SOURCE EXCERPT:
◆ ◆ ◆ ◆ ◆
Sunsama is a digital daily planner that glues your productivity tools together and acts as a node. While it can replace your task management tool with some compromise, it’s rather designed to work with most of the mainstream project management tools and to-do list apps.
One of the strongest use cases of Sunsama is time blocking. By displaying your task list and calendar side-by-side and connecting your emails, messages, and project management tools, you can plan your day for maximum productivity.
But Sunsama is much more than a simple productivity tool: it’s a productivity coach that will teach you healthy working habits by providing easy yet rigorous daily and weekly planning rituals and prompting you to work within your boundaries.
Read my full Sunsama review here
What is Todoist?
Todoist is the real granddaddy of task management tools. It has a minimalist and user-friendly interface with ample space for quickly capturing and syncing your daily tasks across all your devices.
I’ve always considered Todoist among the top 3 task manager apps from day one because it’s so simple yet versatile.
Do you know what has changed since then?
The app and the productivity landscape, but not my opinion.
Sunsama vs Todoist: Detailed Comparison
History & mission (Please don’t skip this)
Sunsama
Sunsama is a relatively new app on the scene. Despite its young age and lack of AI features, this productivity tool has become one of the most advocated daily planner apps.
I think the why lies in its unique approach to work. Sunsama wants to change the status quo by advocating working less with more focus and deep work.
Work is something you dread and wish you didn’t have to do. We don’t accept that. We want work to be a great source of meaning and fulfillment in our lives.
Luckily, their mission is translated into their product, which is centered upon daily and weekly planning, time-blocking, and reflecting on experiences.
I can easily sympathize with the team after digging through their public manifesto, and I also like that they don’t hide themselves behind a wall. You can also check the status of the servers at any time and access the team and resources right from the Sunsama web app and desktop app.
Todoist
Ask 10 people about what productivity tools they know, and half of them would say something good about Todoist.
And I couldn’t argue with them. Todoist deserves its spot in the Hall of Fame of Task Management Tools.
We’re an independent company without plans to sell out or get acquired. We’ll be here for our users and our teammates for decades to come.
◆ ◆ ◆ ◆ ◆
Please write out the Sunsama and Todoist comparison word for word from "Luckily, their mission" to "and desktop app.". Work only from the Sunsama and Todoist comparison above.
◆ ◆ ◆ ◆ ◆
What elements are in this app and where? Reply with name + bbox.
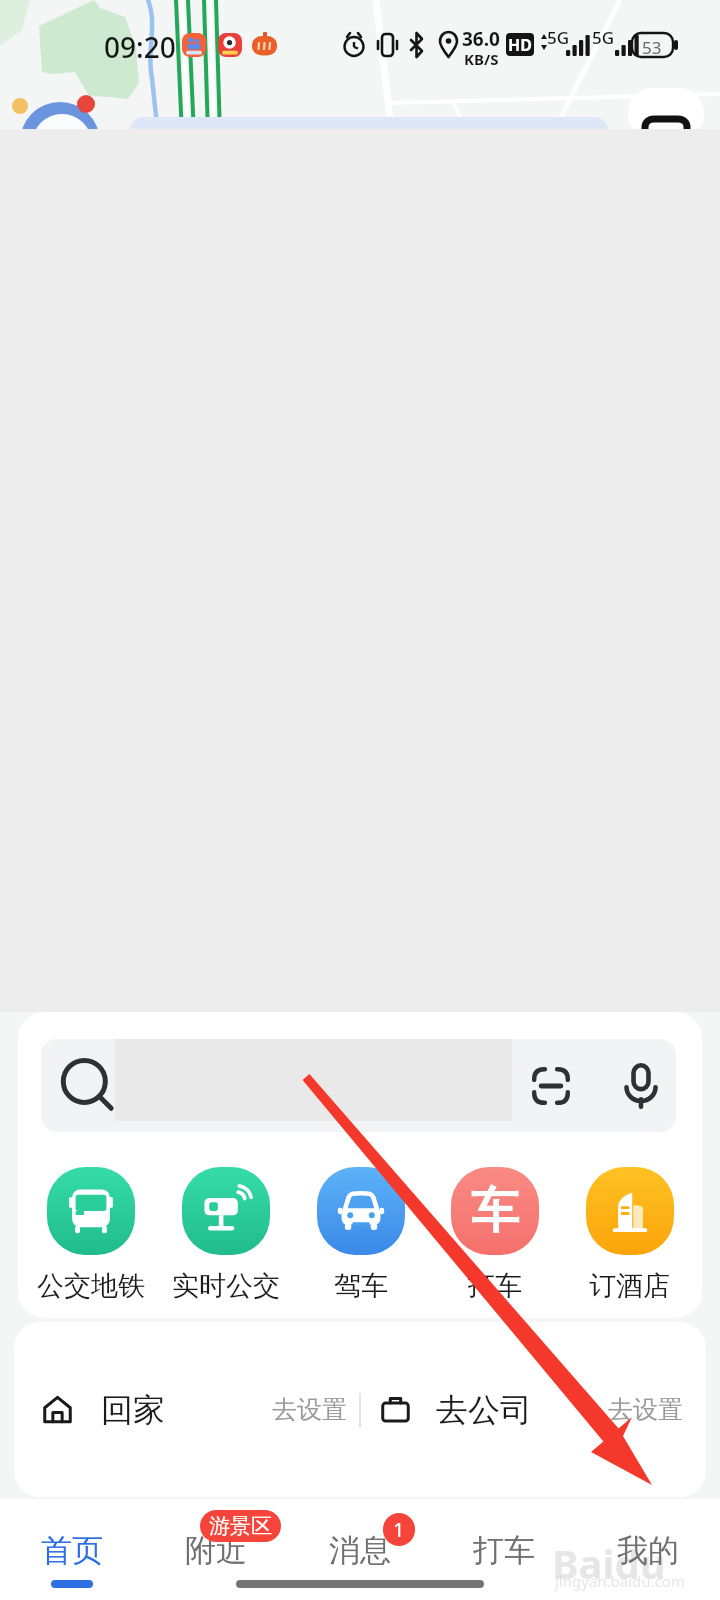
button[interactable]: 实时公交	[163, 1167, 288, 1303]
staticText: 驾车	[334, 1269, 388, 1303]
staticText: 5G	[547, 26, 570, 49]
button[interactable]: 我的	[576, 1499, 720, 1600]
staticText: 5G	[592, 26, 615, 49]
button[interactable]: 首页	[0, 1499, 144, 1600]
staticText: 去公司	[436, 1390, 532, 1430]
staticText: 打车	[468, 1269, 522, 1303]
staticText: 附近	[185, 1531, 247, 1570]
staticText: 游景区	[209, 1513, 272, 1539]
staticText: 36.0	[462, 26, 500, 52]
staticText: HD	[508, 34, 532, 56]
button[interactable]: Voice search	[614, 1059, 668, 1113]
staticText: 53	[642, 36, 662, 59]
staticText: 打车	[473, 1531, 535, 1570]
staticText: 回家	[101, 1390, 165, 1430]
staticText: 实时公交	[172, 1269, 280, 1303]
button[interactable]: Scan	[524, 1059, 578, 1113]
staticText: 订酒店	[589, 1269, 670, 1303]
staticText: Baidu	[552, 1536, 666, 1590]
staticText: 公交地铁	[37, 1269, 145, 1303]
staticText: KB/S	[464, 49, 499, 69]
button[interactable]: 消息	[288, 1499, 432, 1600]
staticText: 去设置	[608, 1394, 683, 1425]
staticText: 去设置	[272, 1394, 347, 1425]
staticText: 1	[393, 1516, 405, 1543]
button[interactable]: 打车	[432, 1499, 576, 1600]
button[interactable]: 车	[432, 1167, 557, 1303]
staticText: 首页	[41, 1531, 103, 1570]
button[interactable]: 订酒店	[567, 1167, 692, 1303]
button[interactable]: 去公司	[361, 1322, 706, 1497]
staticText: 车	[471, 1181, 519, 1241]
button[interactable]: 回家	[14, 1322, 359, 1497]
button[interactable]: 公交地铁	[28, 1167, 153, 1303]
button[interactable]: Search	[41, 1039, 676, 1132]
staticText: jingyan.baidu.com	[555, 1571, 685, 1591]
staticText: 09:20	[104, 28, 176, 66]
button[interactable]: 附近	[144, 1499, 288, 1600]
button[interactable]: 驾车	[298, 1167, 423, 1303]
other: Search	[65, 1063, 111, 1109]
staticText: 我的	[617, 1531, 679, 1570]
staticText: 消息	[329, 1531, 391, 1570]
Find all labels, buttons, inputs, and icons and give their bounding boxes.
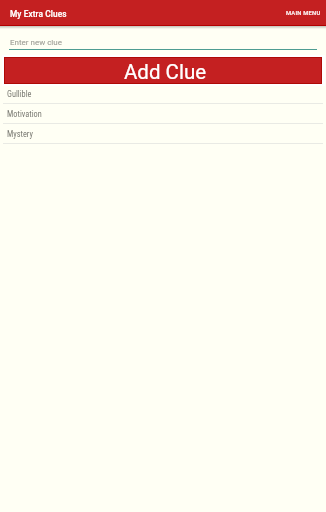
staticText: My Extra Clues	[10, 9, 67, 19]
button[interactable]: Mystery	[0, 124, 326, 144]
staticText: Mystery	[7, 129, 33, 139]
staticText: Gullible	[7, 89, 32, 99]
button[interactable]: Gullible	[0, 84, 326, 104]
staticText: Add Clue	[124, 60, 207, 84]
button[interactable]: MAIN MENU	[275, 4, 326, 21]
staticText: Enter new clue	[10, 38, 62, 47]
button[interactable]: Add Clue	[5, 58, 321, 83]
staticText: Motivation	[7, 109, 42, 119]
staticText: MAIN MENU	[286, 10, 321, 17]
button[interactable]: Motivation	[0, 104, 326, 124]
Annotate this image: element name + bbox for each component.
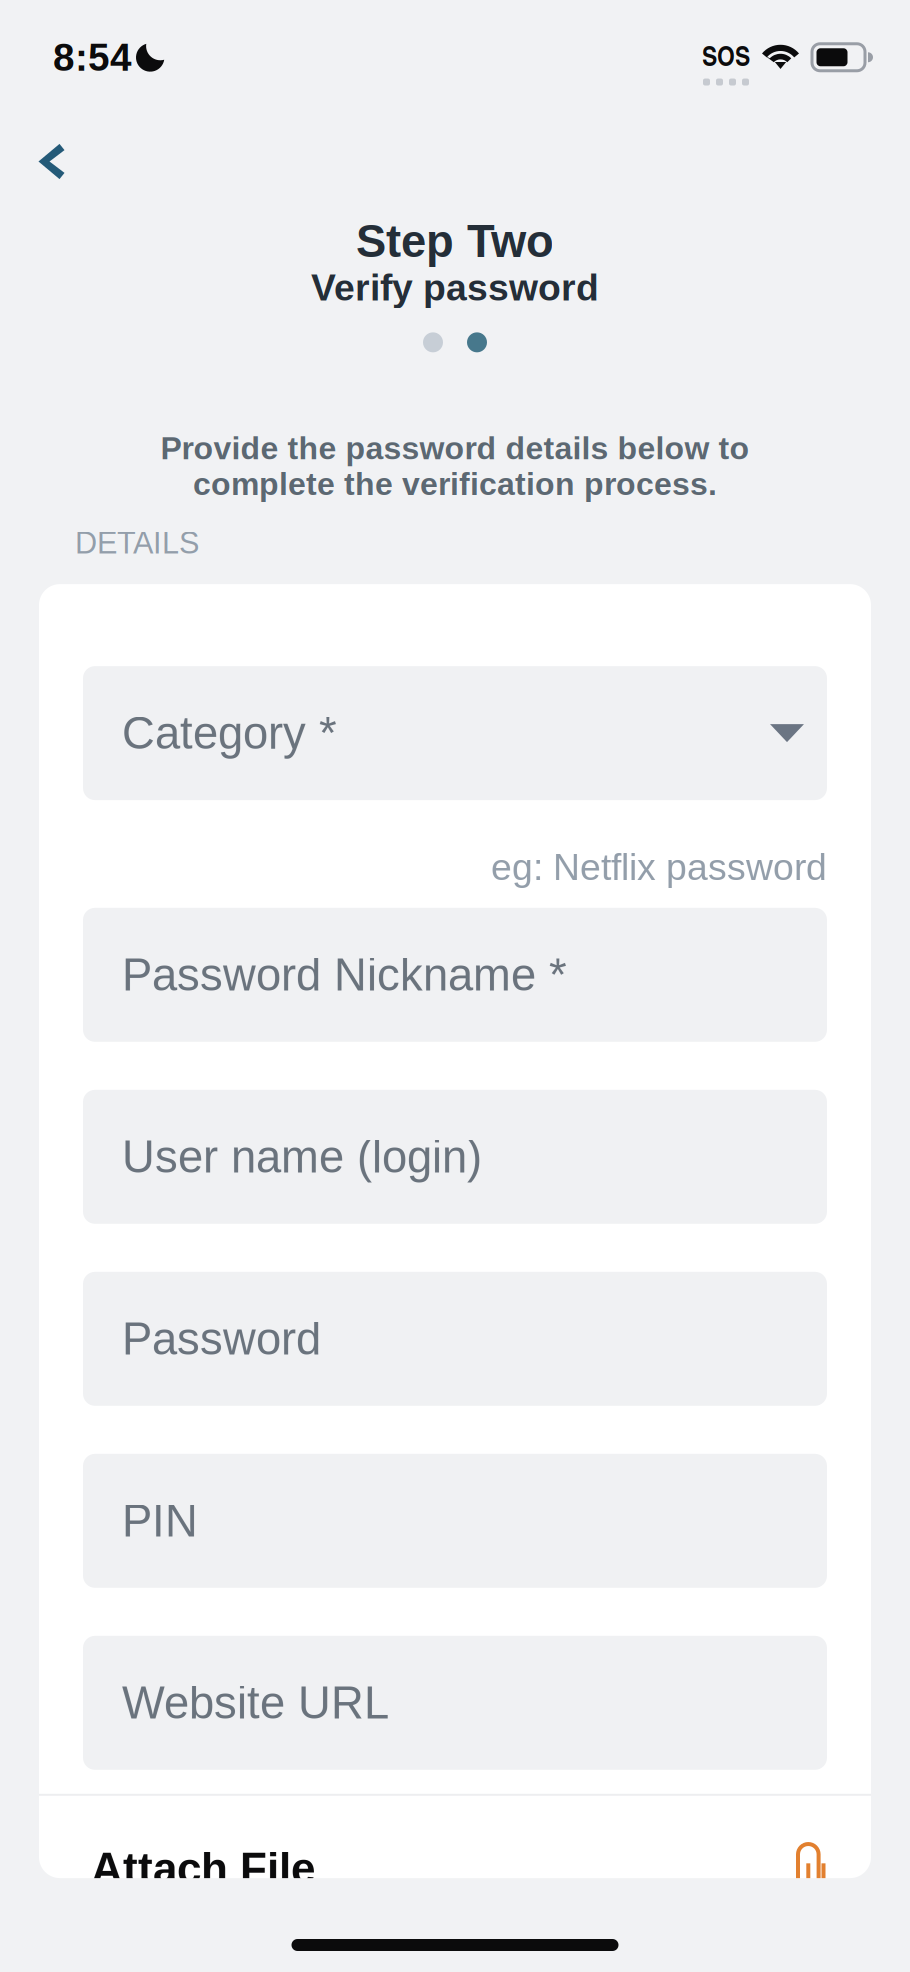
- staticText: SOS: [702, 35, 750, 74]
- staticText: DETAILS: [75, 526, 199, 560]
- button[interactable]: Attach File: [39, 1796, 871, 1893]
- staticText: Provide the password details below to: [160, 430, 750, 466]
- button[interactable]: Category *: [83, 666, 827, 800]
- staticText: 8:54: [53, 36, 132, 79]
- staticText: Website URL: [122, 1678, 389, 1728]
- staticText: eg: Netflix password: [491, 846, 827, 888]
- button[interactable]: PIN: [83, 1454, 827, 1588]
- staticText: User name (login): [122, 1132, 482, 1182]
- staticText: complete the verification process.: [193, 466, 717, 502]
- button[interactable]: Website URL: [83, 1636, 827, 1770]
- staticText: Category *: [122, 708, 337, 758]
- staticText: Verify password: [311, 267, 599, 308]
- staticText: Attach File: [91, 1844, 315, 1893]
- staticText: PIN: [122, 1496, 198, 1546]
- button[interactable]: Password Nickname *: [83, 908, 827, 1042]
- button[interactable]: Back: [0, 128, 93, 192]
- staticText: Password Nickname *: [122, 950, 567, 1000]
- staticText: Password: [122, 1314, 321, 1364]
- button[interactable]: Password: [83, 1272, 827, 1406]
- button[interactable]: User name (login): [83, 1090, 827, 1224]
- staticText: Step Two: [356, 216, 554, 267]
◆ ◆ ◆ ◆ ◆
THE RESPONSE:
Luckily, their mission is translated into their product, which is centered upon daily and weekly planning, time-blocking, and reflecting on experiences.
I can easily sympathize with the team after digging through their public manifesto, and I also like that they don’t hide themselves behind a wall. You can also check the status of the servers at any time and access the team and resources right from the Sunsama web app and desktop app.